» **SET TASKS**
1. Answer these from the "Walls of stone" text:
(a) What name was given to the new reclamation area in south Bombay?
(b) In how many provinces was the Congress in power between 1937 and 1939?
(c) What did the senior ICS member accept in return for favours granted?
2. Reproduce the "Walls of stone" text word for word, everything from "Incredible though it" down to "among Congress ministers.".

» **PROVIDED PASSAGE**
Walls of stone

No one can possibly dispute that the last year of the first decade of the 21st century has been India’s year of unending scams, scandals and shame. Even more mortifying is the thought that the year that has just dawned is unlikely to be any better and may indeed turn out to be worse. For, the scourge of venality, graft, corruption and gross abuse of power that has been eating into the nation’s vitals has been multiplying itself so fast and so far as to boggle the mind. Nor is there anything to show that this terrible trend is weakening.
Incredible though it may seem the shape of things to come in independent India was foreshadowed in the events that took place a decade before the tryst with destiny, to go back no farther than that. During the short period of two years between 1937 and the start of World War II in 1939, when the Congress, then a freedom movement, was in power in nine provinces under the British scheme of diarchy, the Mahatma was deeply disturbed by some incidence of malfeasance among Congress ministers.
The most notable was the case of K.F. Nariman, an intrepid and upright Congressman in Bombay who had protested against the shenanigans of those making money from the reclamation of the city’s marine lines. For his pains, he was hounded out of the party on the charge of “maligning” the Congress! Only after Independence was his honour restored. The new reclamation area south Bombay was named Nariman Point. Ironically, it later became the focal point of enormous corrupt activity.
There was corruption during the Nehru era but on a relatively modest scale compared with today’s standards. Also, some wrongdoers were actually punished which hardly happens now. A senior member of the Indian Civil Service (ICS) was sent to prison for accepting some bottles of whisky and such items in return for favours granted. A chief minister of a hurriedly cobbled unit of former princely states that eventually merged into Madhya Pradesh was arrested and jailed for taking a bribe of `10,000.

» **DATA ROWS**
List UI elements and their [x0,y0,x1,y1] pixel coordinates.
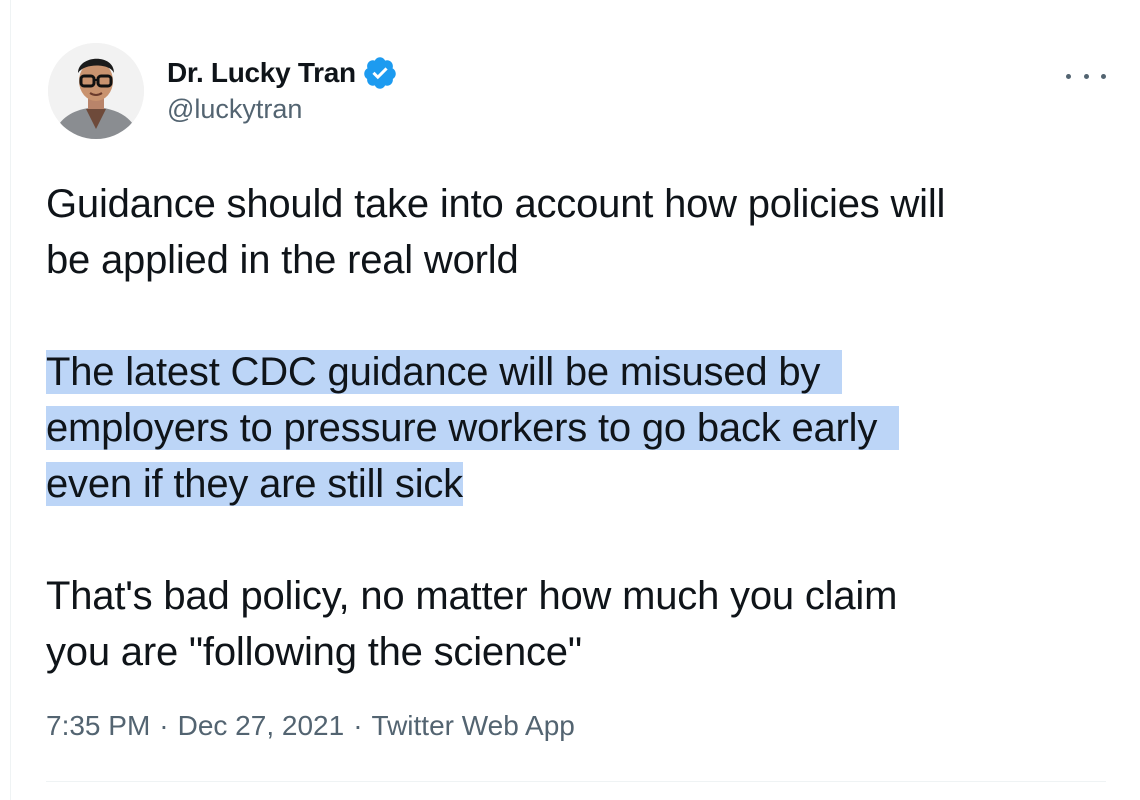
tweet-text: Guidance should take into account how po… [46,176,1126,680]
tweet-card: Dr. Lucky Tran @luckytran Guidance shoul… [0,0,1140,800]
verified-badge-icon [362,55,398,91]
tweet-source-link[interactable]: Twitter Web App [372,710,575,742]
profile-photo-icon [48,43,144,139]
meta-separator: · [353,710,363,741]
tweet-date-link[interactable]: Dec 27, 2021 [178,710,345,742]
more-dot [1101,73,1106,79]
tweet-line: Guidance should take into account how po… [46,182,946,226]
tweet-line: That's bad policy, no matter how much yo… [46,574,898,618]
highlighted-line: even if they are still sick [46,462,463,506]
tweet-time-link[interactable]: 7:35 PM [46,710,150,742]
tweet-paragraph-2-highlighted: The latest CDC guidance will be misused … [46,344,1126,512]
highlighted-line: The latest CDC guidance will be misused … [46,350,843,394]
highlighted-line: employers to pressure workers to go back… [46,406,900,450]
avatar[interactable] [48,43,144,139]
more-options-icon[interactable] [1066,66,1106,86]
divider [46,781,1106,782]
card-border [10,0,11,800]
author-name-row: Dr. Lucky Tran [167,56,398,90]
more-dot [1066,73,1071,79]
meta-separator: · [159,710,169,741]
tweet-line: you are "following the science" [46,630,582,674]
tweet-metadata: 7:35 PM · Dec 27, 2021 · Twitter Web App [46,710,575,742]
author-handle[interactable]: @luckytran [167,94,302,125]
tweet-line: be applied in the real world [46,238,519,282]
tweet-paragraph-1: Guidance should take into account how po… [46,176,1126,288]
tweet-paragraph-3: That's bad policy, no matter how much yo… [46,568,1126,680]
more-dot [1083,73,1089,79]
author-display-name[interactable]: Dr. Lucky Tran [167,57,356,89]
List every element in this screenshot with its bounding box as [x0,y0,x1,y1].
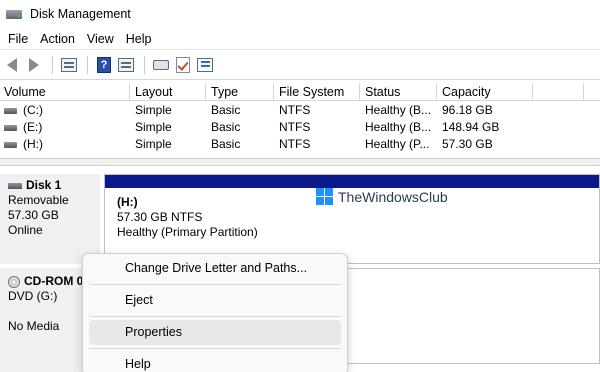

» **WRITTEN ANSWERS**
1.
(a) Nariman Point
(b) Nine
(c) Some bottles of whisky and such items

2.
Incredible though it may seem the shape of things to come in independent India was foreshadowed in the events that took place a decade before the tryst with destiny, to go back no farther than that. During the short period of two years between 1937 and the start of World War II in 1939, when the Congress, then a freedom movement, was in power in nine provinces under the British scheme of diarchy, the Mahatma was deeply disturbed by some incidence of malfeasance among Congress ministers.